** What this task involves **
Copy each line where the word "Ocean" occurs.

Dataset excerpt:
+++++

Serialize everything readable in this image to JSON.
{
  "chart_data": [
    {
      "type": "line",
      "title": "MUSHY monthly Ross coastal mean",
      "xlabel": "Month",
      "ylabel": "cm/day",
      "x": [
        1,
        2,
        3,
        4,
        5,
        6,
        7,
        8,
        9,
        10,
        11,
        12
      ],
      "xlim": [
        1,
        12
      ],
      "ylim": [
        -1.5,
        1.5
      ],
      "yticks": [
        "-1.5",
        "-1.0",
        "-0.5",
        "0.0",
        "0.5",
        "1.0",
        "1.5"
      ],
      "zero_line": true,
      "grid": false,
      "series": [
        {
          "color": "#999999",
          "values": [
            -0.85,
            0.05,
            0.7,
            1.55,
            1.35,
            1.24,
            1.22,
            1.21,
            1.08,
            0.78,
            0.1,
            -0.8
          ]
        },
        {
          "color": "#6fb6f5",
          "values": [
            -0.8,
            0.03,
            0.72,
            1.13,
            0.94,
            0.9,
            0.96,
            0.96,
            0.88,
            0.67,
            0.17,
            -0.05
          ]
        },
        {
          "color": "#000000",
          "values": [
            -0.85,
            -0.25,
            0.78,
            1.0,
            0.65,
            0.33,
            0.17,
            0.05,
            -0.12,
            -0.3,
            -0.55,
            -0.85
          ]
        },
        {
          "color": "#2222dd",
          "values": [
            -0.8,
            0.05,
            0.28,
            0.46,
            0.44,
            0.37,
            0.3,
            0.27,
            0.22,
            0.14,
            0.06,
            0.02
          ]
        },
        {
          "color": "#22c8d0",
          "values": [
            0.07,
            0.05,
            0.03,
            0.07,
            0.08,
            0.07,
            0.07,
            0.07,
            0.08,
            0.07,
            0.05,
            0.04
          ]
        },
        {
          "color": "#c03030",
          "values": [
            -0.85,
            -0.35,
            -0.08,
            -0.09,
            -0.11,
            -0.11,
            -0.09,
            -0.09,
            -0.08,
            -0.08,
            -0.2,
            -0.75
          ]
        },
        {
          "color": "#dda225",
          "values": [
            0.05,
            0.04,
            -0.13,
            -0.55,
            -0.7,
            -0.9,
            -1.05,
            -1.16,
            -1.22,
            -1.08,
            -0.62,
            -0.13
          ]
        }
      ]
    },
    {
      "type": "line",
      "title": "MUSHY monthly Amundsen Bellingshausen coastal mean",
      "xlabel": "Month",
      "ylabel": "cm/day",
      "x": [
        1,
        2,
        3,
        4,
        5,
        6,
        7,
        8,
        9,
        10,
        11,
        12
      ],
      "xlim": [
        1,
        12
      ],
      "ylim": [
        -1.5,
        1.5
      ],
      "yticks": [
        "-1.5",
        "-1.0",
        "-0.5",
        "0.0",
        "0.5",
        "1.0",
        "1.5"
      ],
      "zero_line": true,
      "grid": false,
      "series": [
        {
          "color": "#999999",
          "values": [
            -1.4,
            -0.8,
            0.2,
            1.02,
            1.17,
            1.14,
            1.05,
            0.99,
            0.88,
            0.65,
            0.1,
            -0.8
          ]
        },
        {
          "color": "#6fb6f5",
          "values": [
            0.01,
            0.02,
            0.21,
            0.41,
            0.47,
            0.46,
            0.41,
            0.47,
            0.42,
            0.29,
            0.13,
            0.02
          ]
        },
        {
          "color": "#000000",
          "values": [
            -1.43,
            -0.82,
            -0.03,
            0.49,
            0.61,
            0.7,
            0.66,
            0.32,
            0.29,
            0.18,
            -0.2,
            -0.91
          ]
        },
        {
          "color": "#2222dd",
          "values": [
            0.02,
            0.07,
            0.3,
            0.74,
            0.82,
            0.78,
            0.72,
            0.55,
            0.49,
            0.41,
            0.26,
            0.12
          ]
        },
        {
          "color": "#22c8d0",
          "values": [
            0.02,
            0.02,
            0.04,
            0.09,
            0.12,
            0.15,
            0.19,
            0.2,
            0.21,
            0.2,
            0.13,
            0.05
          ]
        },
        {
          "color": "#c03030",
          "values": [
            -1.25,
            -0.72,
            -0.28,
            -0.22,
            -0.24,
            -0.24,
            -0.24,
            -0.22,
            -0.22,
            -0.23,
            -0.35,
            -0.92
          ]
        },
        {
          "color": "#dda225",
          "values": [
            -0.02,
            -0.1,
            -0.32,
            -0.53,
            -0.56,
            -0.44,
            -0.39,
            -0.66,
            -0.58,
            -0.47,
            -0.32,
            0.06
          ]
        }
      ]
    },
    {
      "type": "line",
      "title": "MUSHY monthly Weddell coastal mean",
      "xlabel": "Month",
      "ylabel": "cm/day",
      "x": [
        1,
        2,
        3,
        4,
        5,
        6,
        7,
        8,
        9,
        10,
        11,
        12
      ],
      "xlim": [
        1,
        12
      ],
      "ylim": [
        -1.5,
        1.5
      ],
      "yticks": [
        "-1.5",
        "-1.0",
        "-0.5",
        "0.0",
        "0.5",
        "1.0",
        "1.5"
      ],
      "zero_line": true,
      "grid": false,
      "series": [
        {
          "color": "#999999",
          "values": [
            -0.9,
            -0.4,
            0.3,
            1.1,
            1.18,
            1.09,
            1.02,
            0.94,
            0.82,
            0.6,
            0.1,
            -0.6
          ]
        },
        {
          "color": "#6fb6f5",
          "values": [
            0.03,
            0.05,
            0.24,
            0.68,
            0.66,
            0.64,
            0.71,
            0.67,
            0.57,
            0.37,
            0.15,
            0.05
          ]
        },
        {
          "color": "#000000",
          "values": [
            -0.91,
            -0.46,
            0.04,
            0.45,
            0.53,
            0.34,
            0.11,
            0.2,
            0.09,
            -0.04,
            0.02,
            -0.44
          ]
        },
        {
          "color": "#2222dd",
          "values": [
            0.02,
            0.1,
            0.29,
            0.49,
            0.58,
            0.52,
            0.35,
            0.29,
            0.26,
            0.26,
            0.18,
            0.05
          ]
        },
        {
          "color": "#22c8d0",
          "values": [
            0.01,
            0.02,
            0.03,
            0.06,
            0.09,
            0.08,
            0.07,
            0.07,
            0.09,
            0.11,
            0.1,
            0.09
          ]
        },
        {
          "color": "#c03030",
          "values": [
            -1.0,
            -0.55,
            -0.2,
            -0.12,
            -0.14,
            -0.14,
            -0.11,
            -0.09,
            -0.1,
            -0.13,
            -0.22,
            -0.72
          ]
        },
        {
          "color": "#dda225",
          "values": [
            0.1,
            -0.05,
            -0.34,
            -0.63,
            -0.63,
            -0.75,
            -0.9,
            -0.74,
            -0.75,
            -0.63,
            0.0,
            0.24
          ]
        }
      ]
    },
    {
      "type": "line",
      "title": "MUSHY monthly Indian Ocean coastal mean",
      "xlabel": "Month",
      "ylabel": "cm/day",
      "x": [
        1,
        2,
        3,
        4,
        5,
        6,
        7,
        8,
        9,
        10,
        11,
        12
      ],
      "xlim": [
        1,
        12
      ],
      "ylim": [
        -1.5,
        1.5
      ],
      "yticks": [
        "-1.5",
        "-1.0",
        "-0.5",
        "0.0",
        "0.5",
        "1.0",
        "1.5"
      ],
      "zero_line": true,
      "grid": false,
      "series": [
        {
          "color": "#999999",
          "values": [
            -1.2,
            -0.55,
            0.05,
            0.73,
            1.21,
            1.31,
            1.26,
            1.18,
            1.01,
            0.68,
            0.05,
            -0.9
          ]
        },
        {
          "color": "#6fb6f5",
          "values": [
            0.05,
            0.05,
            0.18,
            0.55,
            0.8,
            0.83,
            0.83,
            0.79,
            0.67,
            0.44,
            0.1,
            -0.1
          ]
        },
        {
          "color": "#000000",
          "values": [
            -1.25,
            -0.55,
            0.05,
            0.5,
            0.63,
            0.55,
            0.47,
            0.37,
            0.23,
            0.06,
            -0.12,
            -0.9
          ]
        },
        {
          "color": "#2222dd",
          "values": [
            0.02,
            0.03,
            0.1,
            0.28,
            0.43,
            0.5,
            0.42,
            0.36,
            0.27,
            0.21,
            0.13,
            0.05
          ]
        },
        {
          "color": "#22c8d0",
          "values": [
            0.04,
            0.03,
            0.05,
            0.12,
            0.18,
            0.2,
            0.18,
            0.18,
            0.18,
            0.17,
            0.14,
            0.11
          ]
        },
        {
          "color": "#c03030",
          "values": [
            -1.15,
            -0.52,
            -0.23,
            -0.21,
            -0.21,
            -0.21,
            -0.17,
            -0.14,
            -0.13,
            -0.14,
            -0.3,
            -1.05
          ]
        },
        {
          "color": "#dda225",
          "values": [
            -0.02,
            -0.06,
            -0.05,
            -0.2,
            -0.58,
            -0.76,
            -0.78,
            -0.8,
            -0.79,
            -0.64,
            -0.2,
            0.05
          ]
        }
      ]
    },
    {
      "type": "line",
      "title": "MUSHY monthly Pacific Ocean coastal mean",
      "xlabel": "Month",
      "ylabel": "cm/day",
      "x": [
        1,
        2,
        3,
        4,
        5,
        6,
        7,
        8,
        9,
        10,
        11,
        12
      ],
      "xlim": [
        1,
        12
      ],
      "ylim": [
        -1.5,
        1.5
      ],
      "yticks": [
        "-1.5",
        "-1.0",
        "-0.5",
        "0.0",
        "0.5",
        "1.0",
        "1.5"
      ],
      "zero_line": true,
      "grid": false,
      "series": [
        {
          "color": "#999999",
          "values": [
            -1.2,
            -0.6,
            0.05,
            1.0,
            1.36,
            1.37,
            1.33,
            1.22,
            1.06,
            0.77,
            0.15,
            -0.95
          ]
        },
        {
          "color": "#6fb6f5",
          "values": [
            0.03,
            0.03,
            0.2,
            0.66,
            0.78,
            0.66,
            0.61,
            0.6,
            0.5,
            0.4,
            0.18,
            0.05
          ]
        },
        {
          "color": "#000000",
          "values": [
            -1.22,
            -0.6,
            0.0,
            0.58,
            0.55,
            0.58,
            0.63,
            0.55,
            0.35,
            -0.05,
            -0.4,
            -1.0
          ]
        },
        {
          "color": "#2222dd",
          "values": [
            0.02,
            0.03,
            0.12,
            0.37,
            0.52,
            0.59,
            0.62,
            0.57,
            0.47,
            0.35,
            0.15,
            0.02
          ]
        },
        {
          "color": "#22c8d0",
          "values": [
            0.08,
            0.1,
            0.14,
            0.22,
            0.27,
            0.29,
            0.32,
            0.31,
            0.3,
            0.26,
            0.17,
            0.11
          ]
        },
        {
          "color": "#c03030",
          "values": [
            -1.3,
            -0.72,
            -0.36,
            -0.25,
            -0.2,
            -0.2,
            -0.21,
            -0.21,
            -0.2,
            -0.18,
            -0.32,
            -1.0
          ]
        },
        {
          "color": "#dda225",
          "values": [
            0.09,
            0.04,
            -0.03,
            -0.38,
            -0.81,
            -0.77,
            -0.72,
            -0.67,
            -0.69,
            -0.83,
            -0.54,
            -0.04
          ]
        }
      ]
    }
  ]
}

+++++

** Final result **
      "title": "MUSHY monthly Indian Ocean coastal mean",
      "title": "MUSHY monthly Pacific Ocean coastal mean",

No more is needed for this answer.